__WHAT YOU HAVE TO DO__:
Skip the pictures. Reproduce all other material exactly.

__AVAILABLE RECORDS__:
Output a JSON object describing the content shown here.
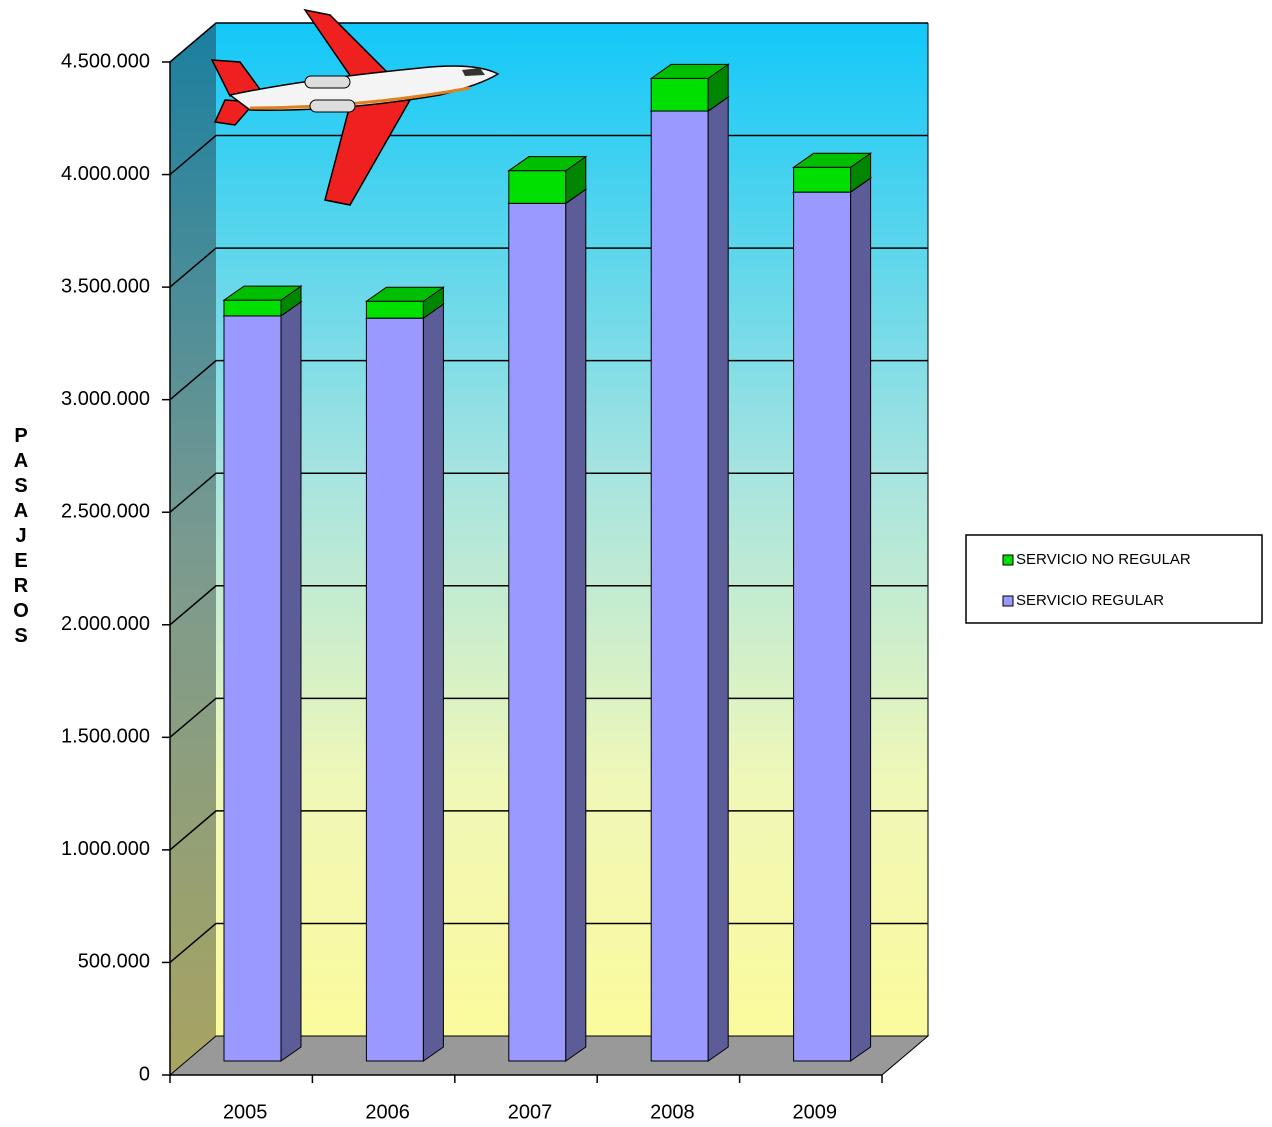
{
  "chart_data": {
    "type": "bar3d-stacked",
    "y_label": "PASAJEROS",
    "categories": [
      "2005",
      "2006",
      "2007",
      "2008",
      "2009"
    ],
    "series": [
      {
        "name": "SERVICIO REGULAR",
        "color": "#9999ff",
        "values": [
          3310000,
          3300000,
          3810000,
          4220000,
          3860000
        ]
      },
      {
        "name": "SERVICIO NO REGULAR",
        "color": "#00e000",
        "values": [
          70000,
          75000,
          145000,
          145000,
          110000
        ]
      }
    ],
    "ylim": [
      0,
      4500000
    ],
    "yticks": [
      0,
      {
        "value": 500000,
        "label": "500.000"
      },
      {
        "value": 1000000,
        "label": "1.000.000"
      },
      {
        "value": 1500000,
        "label": "1.500.000"
      },
      {
        "value": 2000000,
        "label": "2.000.000"
      },
      {
        "value": 2500000,
        "label": "2.500.000"
      },
      {
        "value": 3000000,
        "label": "3.000.000"
      },
      {
        "value": 3500000,
        "label": "3.500.000"
      },
      {
        "value": 4000000,
        "label": "4.000.000"
      },
      {
        "value": 4500000,
        "label": "4.500.000"
      }
    ],
    "grid": true,
    "legend": "right"
  }
}
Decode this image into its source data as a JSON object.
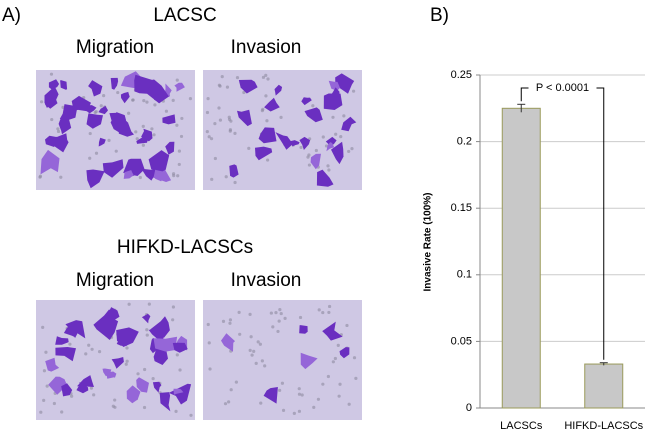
{
  "panel_a": {
    "label": "A)",
    "groups": [
      {
        "title": "LACSC",
        "left": "Migration",
        "right": "Invasion"
      },
      {
        "title": "HIFKD-LACSCs",
        "left": "Migration",
        "right": "Invasion"
      }
    ]
  },
  "chart_data": {
    "type": "bar",
    "panel_label": "B)",
    "y_label": "Invasive Rate (100%)",
    "annotation": "P < 0.0001",
    "categories": [
      "LACSCs",
      "HIFKD-LACSCs"
    ],
    "values": [
      0.225,
      0.033
    ],
    "errors": [
      0.003,
      0.001
    ],
    "color": "#c8c8c8",
    "edge_color": "#9a9a5a",
    "ylim": [
      0,
      0.25
    ],
    "yticks": [
      0,
      0.05,
      0.1,
      0.15,
      0.2,
      0.25
    ],
    "grid": true
  }
}
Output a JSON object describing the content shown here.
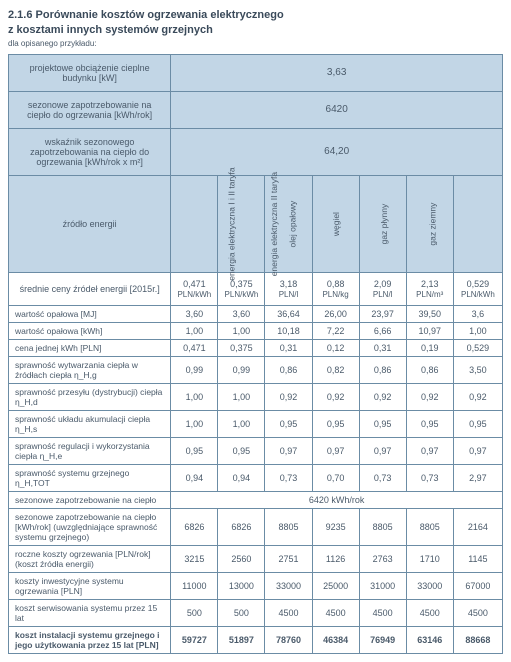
{
  "heading": {
    "line1": "2.1.6 Porównanie kosztów ogrzewania elektrycznego",
    "line2": "z kosztami innych systemów grzejnych",
    "sub": "dla opisanego przykładu:"
  },
  "top": {
    "r1_label": "projektowe obciążenie cieplne budynku [kW]",
    "r1_val": "3,63",
    "r2_label": "sezonowe zapotrzebowanie na ciepło do ogrzewania [kWh/rok]",
    "r2_val": "6420",
    "r3_label": "wskaźnik sezonowego zapotrzebowania na ciepło do ogrzewania [kWh/rok x m²]",
    "r3_val": "64,20"
  },
  "src_label": "źródło energii",
  "cols": {
    "c1": "energia elektryczna I i II taryfa",
    "c2": "energia elektryczna II taryfa",
    "c3": "olej opałowy",
    "c4": "węgiel",
    "c5": "gaz płynny",
    "c6": "gaz ziemny",
    "c7": "pompa ciepła z wymiennikiem gruntowym"
  },
  "price": {
    "label": "średnie ceny źródeł energii [2015r.]",
    "v1a": "0,471",
    "v1b": "PLN/kWh",
    "v2a": "0,375",
    "v2b": "PLN/kWh",
    "v3a": "3,18",
    "v3b": "PLN/l",
    "v4a": "0,88",
    "v4b": "PLN/kg",
    "v5a": "2,09",
    "v5b": "PLN/l",
    "v6a": "2,13",
    "v6b": "PLN/m³",
    "v7a": "0,529",
    "v7b": "PLN/kWh"
  },
  "rows": {
    "r1": {
      "l": "wartość opałowa [MJ]",
      "v": [
        "3,60",
        "3,60",
        "36,64",
        "26,00",
        "23,97",
        "39,50",
        "3,6"
      ]
    },
    "r2": {
      "l": "wartość opałowa [kWh]",
      "v": [
        "1,00",
        "1,00",
        "10,18",
        "7,22",
        "6,66",
        "10,97",
        "1,00"
      ]
    },
    "r3": {
      "l": "cena jednej kWh [PLN]",
      "v": [
        "0,471",
        "0,375",
        "0,31",
        "0,12",
        "0,31",
        "0,19",
        "0,529"
      ]
    },
    "r4": {
      "l": "sprawność wytwarzania ciepła w źródłach ciepła η_H,g",
      "v": [
        "0,99",
        "0,99",
        "0,86",
        "0,82",
        "0,86",
        "0,86",
        "3,50"
      ]
    },
    "r5": {
      "l": "sprawność przesyłu (dystrybucji) ciepła η_H,d",
      "v": [
        "1,00",
        "1,00",
        "0,92",
        "0,92",
        "0,92",
        "0,92",
        "0,92"
      ]
    },
    "r6": {
      "l": "sprawność układu akumulacji ciepła η_H,s",
      "v": [
        "1,00",
        "1,00",
        "0,95",
        "0,95",
        "0,95",
        "0,95",
        "0,95"
      ]
    },
    "r7": {
      "l": "sprawność regulacji i wykorzystania ciepła η_H,e",
      "v": [
        "0,95",
        "0,95",
        "0,97",
        "0,97",
        "0,97",
        "0,97",
        "0,97"
      ]
    },
    "r8": {
      "l": "sprawność systemu grzejnego η_H,TOT",
      "v": [
        "0,94",
        "0,94",
        "0,73",
        "0,70",
        "0,73",
        "0,73",
        "2,97"
      ]
    }
  },
  "sec": {
    "line": "sezonowe zapotrzebowanie na ciepło",
    "span": "6420 kWh/rok",
    "r1": {
      "l": "sezonowe zapotrzebowanie na ciepło [kWh/rok] (uwzględniające sprawność systemu grzejnego)",
      "v": [
        "6826",
        "6826",
        "8805",
        "9235",
        "8805",
        "8805",
        "2164"
      ]
    },
    "r2": {
      "l": "roczne koszty ogrzewania [PLN/rok] (koszt źródła energii)",
      "v": [
        "3215",
        "2560",
        "2751",
        "1126",
        "2763",
        "1710",
        "1145"
      ]
    },
    "r3": {
      "l": "koszty inwestycyjne systemu ogrzewania [PLN]",
      "v": [
        "11000",
        "13000",
        "33000",
        "25000",
        "31000",
        "33000",
        "67000"
      ]
    },
    "r4": {
      "l": "koszt serwisowania systemu przez 15 lat",
      "v": [
        "500",
        "500",
        "4500",
        "4500",
        "4500",
        "4500",
        "4500"
      ]
    }
  },
  "total": {
    "l": "koszt instalacji systemu grzejnego i jego użytkowania przez 15 lat [PLN]",
    "v": [
      "59727",
      "51897",
      "78760",
      "46384",
      "76949",
      "63146",
      "88668"
    ]
  }
}
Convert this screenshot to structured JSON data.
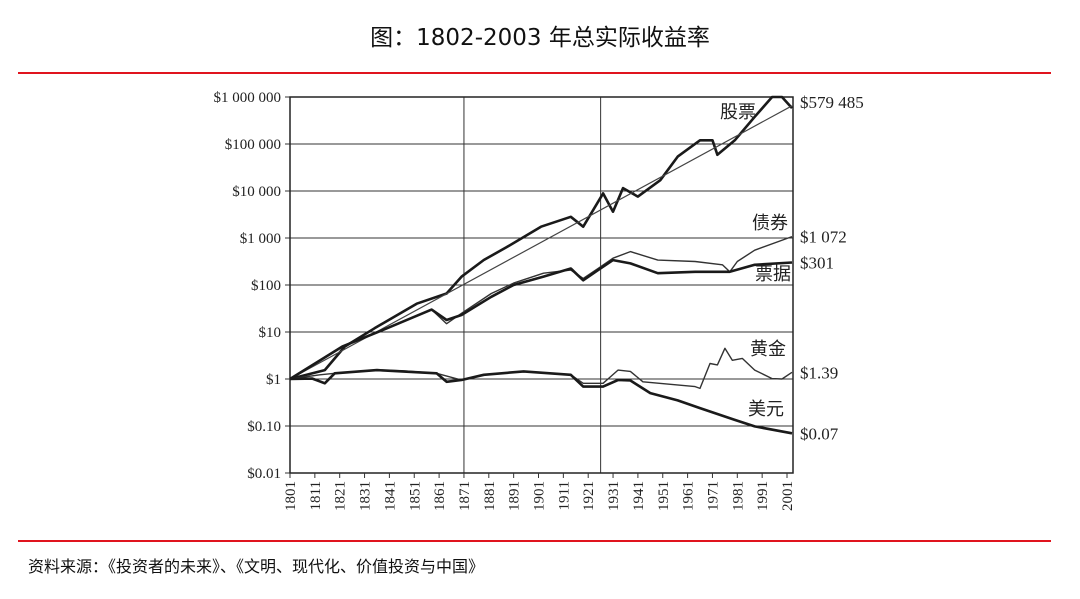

__ANSWER BELOW__:
Output a JSON object describing the content shown here.
{
  "chart_data": {
    "type": "bar3d-stacked",
    "y_label": "PASAJEROS",
    "categories": [
      "2005",
      "2006",
      "2007",
      "2008",
      "2009"
    ],
    "series": [
      {
        "name": "SERVICIO REGULAR",
        "color": "#9999ff",
        "values": [
          3310000,
          3300000,
          3810000,
          4220000,
          3860000
        ]
      },
      {
        "name": "SERVICIO NO REGULAR",
        "color": "#00e000",
        "values": [
          70000,
          75000,
          145000,
          145000,
          110000
        ]
      }
    ],
    "ylim": [
      0,
      4500000
    ],
    "yticks": [
      0,
      {
        "value": 500000,
        "label": "500.000"
      },
      {
        "value": 1000000,
        "label": "1.000.000"
      },
      {
        "value": 1500000,
        "label": "1.500.000"
      },
      {
        "value": 2000000,
        "label": "2.000.000"
      },
      {
        "value": 2500000,
        "label": "2.500.000"
      },
      {
        "value": 3000000,
        "label": "3.000.000"
      },
      {
        "value": 3500000,
        "label": "3.500.000"
      },
      {
        "value": 4000000,
        "label": "4.000.000"
      },
      {
        "value": 4500000,
        "label": "4.500.000"
      }
    ],
    "grid": true,
    "legend": "right"
  }
}
Decode this image into its source data as a JSON object.
{
  "panel_a": {
    "label": "A)",
    "groups": [
      {
        "title": "LACSC",
        "left": "Migration",
        "right": "Invasion"
      },
      {
        "title": "HIFKD-LACSCs",
        "left": "Migration",
        "right": "Invasion"
      }
    ]
  },
  "chart_data": {
    "type": "bar",
    "panel_label": "B)",
    "y_label": "Invasive Rate (100%)",
    "annotation": "P < 0.0001",
    "categories": [
      "LACSCs",
      "HIFKD-LACSCs"
    ],
    "values": [
      0.225,
      0.033
    ],
    "errors": [
      0.003,
      0.001
    ],
    "color": "#c8c8c8",
    "edge_color": "#9a9a5a",
    "ylim": [
      0,
      0.25
    ],
    "yticks": [
      0,
      0.05,
      0.1,
      0.15,
      0.2,
      0.25
    ],
    "grid": true
  }
}
Output a JSON object describing the content shown here.
{
  "heading": {
    "line1": "2.1.6 Porównanie kosztów ogrzewania elektrycznego",
    "line2": "z kosztami innych systemów grzejnych",
    "sub": "dla opisanego przykładu:"
  },
  "top": {
    "r1_label": "projektowe obciążenie cieplne budynku [kW]",
    "r1_val": "3,63",
    "r2_label": "sezonowe zapotrzebowanie na ciepło do ogrzewania [kWh/rok]",
    "r2_val": "6420",
    "r3_label": "wskaźnik sezonowego zapotrzebowania na ciepło do ogrzewania [kWh/rok x m²]",
    "r3_val": "64,20"
  },
  "src_label": "źródło energii",
  "cols": {
    "c1": "energia elektryczna I i II taryfa",
    "c2": "energia elektryczna II taryfa",
    "c3": "olej opałowy",
    "c4": "węgiel",
    "c5": "gaz płynny",
    "c6": "gaz ziemny",
    "c7": "pompa ciepła z wymiennikiem gruntowym"
  },
  "price": {
    "label": "średnie ceny źródeł energii [2015r.]",
    "v1a": "0,471",
    "v1b": "PLN/kWh",
    "v2a": "0,375",
    "v2b": "PLN/kWh",
    "v3a": "3,18",
    "v3b": "PLN/l",
    "v4a": "0,88",
    "v4b": "PLN/kg",
    "v5a": "2,09",
    "v5b": "PLN/l",
    "v6a": "2,13",
    "v6b": "PLN/m³",
    "v7a": "0,529",
    "v7b": "PLN/kWh"
  },
  "rows": {
    "r1": {
      "l": "wartość opałowa [MJ]",
      "v": [
        "3,60",
        "3,60",
        "36,64",
        "26,00",
        "23,97",
        "39,50",
        "3,6"
      ]
    },
    "r2": {
      "l": "wartość opałowa [kWh]",
      "v": [
        "1,00",
        "1,00",
        "10,18",
        "7,22",
        "6,66",
        "10,97",
        "1,00"
      ]
    },
    "r3": {
      "l": "cena jednej kWh [PLN]",
      "v": [
        "0,471",
        "0,375",
        "0,31",
        "0,12",
        "0,31",
        "0,19",
        "0,529"
      ]
    },
    "r4": {
      "l": "sprawność wytwarzania ciepła w źródłach ciepła η_H,g",
      "v": [
        "0,99",
        "0,99",
        "0,86",
        "0,82",
        "0,86",
        "0,86",
        "3,50"
      ]
    },
    "r5": {
      "l": "sprawność przesyłu (dystrybucji) ciepła η_H,d",
      "v": [
        "1,00",
        "1,00",
        "0,92",
        "0,92",
        "0,92",
        "0,92",
        "0,92"
      ]
    },
    "r6": {
      "l": "sprawność układu akumulacji ciepła η_H,s",
      "v": [
        "1,00",
        "1,00",
        "0,95",
        "0,95",
        "0,95",
        "0,95",
        "0,95"
      ]
    },
    "r7": {
      "l": "sprawność regulacji i wykorzystania ciepła η_H,e",
      "v": [
        "0,95",
        "0,95",
        "0,97",
        "0,97",
        "0,97",
        "0,97",
        "0,97"
      ]
    },
    "r8": {
      "l": "sprawność systemu grzejnego η_H,TOT",
      "v": [
        "0,94",
        "0,94",
        "0,73",
        "0,70",
        "0,73",
        "0,73",
        "2,97"
      ]
    }
  },
  "sec": {
    "line": "sezonowe zapotrzebowanie na ciepło",
    "span": "6420 kWh/rok",
    "r1": {
      "l": "sezonowe zapotrzebowanie na ciepło [kWh/rok] (uwzględniające sprawność systemu grzejnego)",
      "v": [
        "6826",
        "6826",
        "8805",
        "9235",
        "8805",
        "8805",
        "2164"
      ]
    },
    "r2": {
      "l": "roczne koszty ogrzewania [PLN/rok] (koszt źródła energii)",
      "v": [
        "3215",
        "2560",
        "2751",
        "1126",
        "2763",
        "1710",
        "1145"
      ]
    },
    "r3": {
      "l": "koszty inwestycyjne systemu ogrzewania [PLN]",
      "v": [
        "11000",
        "13000",
        "33000",
        "25000",
        "31000",
        "33000",
        "67000"
      ]
    },
    "r4": {
      "l": "koszt serwisowania systemu przez 15 lat",
      "v": [
        "500",
        "500",
        "4500",
        "4500",
        "4500",
        "4500",
        "4500"
      ]
    }
  },
  "total": {
    "l": "koszt instalacji systemu grzejnego i jego użytkowania przez 15 lat [PLN]",
    "v": [
      "59727",
      "51897",
      "78760",
      "46384",
      "76949",
      "63146",
      "88668"
    ]
  }
}
Convert this screenshot to structured JSON data.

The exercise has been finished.